━━ Entries supplied

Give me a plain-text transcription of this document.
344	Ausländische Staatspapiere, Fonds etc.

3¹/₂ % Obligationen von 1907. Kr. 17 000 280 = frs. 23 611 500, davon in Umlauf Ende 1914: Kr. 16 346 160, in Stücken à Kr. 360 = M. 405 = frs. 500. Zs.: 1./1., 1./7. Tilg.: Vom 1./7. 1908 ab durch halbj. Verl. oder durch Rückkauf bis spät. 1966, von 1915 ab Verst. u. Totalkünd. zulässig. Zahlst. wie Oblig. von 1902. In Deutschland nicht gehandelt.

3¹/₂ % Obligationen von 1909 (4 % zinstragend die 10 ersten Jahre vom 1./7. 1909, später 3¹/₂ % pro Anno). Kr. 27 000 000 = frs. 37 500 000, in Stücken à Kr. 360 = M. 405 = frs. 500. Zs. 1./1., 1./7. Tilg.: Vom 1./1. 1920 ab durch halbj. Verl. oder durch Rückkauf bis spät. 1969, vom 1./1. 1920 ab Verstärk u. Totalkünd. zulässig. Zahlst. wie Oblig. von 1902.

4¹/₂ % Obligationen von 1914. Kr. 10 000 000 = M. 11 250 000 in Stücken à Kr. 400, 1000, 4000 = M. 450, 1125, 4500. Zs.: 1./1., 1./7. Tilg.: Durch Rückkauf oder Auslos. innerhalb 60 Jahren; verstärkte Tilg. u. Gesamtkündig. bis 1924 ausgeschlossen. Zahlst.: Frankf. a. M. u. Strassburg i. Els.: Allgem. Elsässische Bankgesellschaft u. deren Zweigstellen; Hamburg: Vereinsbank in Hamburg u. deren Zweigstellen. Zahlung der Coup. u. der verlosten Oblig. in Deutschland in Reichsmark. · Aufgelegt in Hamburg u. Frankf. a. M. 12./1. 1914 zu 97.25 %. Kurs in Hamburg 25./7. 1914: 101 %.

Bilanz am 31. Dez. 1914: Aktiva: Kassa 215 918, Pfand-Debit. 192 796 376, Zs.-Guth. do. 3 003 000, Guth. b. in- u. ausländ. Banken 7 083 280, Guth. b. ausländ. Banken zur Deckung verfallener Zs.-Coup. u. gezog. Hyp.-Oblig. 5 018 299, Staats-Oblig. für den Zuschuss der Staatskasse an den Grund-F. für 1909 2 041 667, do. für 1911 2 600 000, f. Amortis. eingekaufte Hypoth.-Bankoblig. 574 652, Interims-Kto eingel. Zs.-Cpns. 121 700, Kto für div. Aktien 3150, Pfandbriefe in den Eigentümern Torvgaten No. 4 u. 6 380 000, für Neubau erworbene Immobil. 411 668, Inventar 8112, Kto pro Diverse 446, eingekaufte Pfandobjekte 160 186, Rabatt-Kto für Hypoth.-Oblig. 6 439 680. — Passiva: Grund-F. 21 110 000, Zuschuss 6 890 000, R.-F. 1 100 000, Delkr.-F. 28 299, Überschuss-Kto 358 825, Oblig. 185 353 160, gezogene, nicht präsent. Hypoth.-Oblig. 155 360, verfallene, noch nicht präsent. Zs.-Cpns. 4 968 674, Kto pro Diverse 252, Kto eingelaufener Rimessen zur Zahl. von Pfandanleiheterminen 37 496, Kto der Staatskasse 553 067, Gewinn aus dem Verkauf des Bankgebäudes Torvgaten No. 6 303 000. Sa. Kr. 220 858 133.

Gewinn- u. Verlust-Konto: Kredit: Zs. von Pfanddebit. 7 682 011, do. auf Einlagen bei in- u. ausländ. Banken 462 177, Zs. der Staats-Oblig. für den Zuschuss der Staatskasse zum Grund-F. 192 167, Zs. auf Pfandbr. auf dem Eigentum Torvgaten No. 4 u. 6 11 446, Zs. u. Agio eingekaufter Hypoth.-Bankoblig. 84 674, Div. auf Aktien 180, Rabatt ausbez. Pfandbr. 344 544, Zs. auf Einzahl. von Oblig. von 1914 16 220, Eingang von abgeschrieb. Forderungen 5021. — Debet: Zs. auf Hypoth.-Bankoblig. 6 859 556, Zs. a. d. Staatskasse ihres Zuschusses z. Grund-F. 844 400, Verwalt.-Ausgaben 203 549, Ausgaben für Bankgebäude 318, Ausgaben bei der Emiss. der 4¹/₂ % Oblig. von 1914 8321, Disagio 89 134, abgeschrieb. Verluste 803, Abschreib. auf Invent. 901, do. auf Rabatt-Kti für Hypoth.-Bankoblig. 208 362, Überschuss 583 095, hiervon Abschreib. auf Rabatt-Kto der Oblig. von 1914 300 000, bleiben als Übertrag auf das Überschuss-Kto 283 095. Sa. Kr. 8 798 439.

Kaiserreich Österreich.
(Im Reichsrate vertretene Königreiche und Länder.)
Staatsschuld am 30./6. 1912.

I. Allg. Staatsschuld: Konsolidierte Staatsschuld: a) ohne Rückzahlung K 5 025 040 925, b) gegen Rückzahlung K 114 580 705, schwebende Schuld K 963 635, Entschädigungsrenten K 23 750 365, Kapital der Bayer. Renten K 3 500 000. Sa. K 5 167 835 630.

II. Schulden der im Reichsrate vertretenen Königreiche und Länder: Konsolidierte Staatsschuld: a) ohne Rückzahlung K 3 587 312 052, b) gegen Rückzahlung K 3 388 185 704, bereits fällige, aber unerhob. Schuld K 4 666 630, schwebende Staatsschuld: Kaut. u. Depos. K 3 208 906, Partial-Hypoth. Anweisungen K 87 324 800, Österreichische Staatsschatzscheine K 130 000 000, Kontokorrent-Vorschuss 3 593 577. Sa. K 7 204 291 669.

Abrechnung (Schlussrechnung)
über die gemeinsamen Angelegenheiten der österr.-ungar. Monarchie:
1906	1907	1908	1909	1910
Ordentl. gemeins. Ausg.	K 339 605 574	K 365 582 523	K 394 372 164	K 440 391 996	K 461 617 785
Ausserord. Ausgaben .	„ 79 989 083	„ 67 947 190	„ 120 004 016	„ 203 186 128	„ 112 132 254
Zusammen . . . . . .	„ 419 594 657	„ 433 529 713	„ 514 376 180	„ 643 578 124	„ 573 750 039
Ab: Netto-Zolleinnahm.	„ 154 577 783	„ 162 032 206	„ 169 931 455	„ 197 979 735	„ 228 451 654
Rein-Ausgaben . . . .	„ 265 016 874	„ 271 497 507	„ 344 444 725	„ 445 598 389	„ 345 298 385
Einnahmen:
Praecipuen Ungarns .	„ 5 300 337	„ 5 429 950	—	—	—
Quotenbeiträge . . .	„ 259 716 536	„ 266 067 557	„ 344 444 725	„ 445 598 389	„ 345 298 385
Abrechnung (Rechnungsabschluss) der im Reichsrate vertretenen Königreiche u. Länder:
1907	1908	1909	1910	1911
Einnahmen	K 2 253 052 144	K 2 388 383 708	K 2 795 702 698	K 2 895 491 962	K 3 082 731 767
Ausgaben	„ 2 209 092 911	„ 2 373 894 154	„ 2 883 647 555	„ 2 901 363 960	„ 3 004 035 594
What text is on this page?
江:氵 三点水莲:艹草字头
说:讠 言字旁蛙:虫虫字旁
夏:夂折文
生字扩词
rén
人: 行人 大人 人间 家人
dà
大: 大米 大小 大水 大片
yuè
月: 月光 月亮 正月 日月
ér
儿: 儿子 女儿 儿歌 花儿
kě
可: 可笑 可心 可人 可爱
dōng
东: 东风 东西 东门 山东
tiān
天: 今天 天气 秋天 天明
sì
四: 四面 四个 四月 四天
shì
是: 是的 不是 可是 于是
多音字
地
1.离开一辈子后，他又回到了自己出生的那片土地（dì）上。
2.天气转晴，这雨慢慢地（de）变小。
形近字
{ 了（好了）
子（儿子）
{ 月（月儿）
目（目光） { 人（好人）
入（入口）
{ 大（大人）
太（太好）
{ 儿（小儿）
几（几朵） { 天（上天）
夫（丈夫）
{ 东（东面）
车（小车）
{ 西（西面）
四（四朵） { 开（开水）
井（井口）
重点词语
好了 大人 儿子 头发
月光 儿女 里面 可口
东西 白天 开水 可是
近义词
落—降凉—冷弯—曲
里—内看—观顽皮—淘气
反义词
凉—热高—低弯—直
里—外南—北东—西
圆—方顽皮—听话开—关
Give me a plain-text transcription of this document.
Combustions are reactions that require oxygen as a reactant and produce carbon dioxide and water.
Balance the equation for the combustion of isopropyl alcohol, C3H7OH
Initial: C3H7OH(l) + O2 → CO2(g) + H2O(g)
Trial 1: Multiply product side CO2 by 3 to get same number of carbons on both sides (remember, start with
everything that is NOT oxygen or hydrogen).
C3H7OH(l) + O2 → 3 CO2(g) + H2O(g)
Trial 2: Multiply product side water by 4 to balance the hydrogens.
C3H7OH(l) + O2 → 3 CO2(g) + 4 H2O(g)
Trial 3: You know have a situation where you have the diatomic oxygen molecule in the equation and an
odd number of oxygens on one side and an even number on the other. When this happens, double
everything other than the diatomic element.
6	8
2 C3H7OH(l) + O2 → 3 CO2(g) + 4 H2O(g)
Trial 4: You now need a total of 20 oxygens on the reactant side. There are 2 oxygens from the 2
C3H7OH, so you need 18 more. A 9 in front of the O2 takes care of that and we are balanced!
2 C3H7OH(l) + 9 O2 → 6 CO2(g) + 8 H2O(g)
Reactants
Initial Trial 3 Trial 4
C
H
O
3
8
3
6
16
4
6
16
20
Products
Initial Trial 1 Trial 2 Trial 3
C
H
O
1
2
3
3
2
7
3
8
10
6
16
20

━━━━

> **Problem details**
Show every line of the records above that contains the word "need".

> **Answer for this exercise**
Trial 4: You now need a total of 20 oxygens on the reactant side. There are 2 oxygens from the 2
C3H7OH, so you need 18 more. A 9 in front of the O2 takes care of that and we are balanced!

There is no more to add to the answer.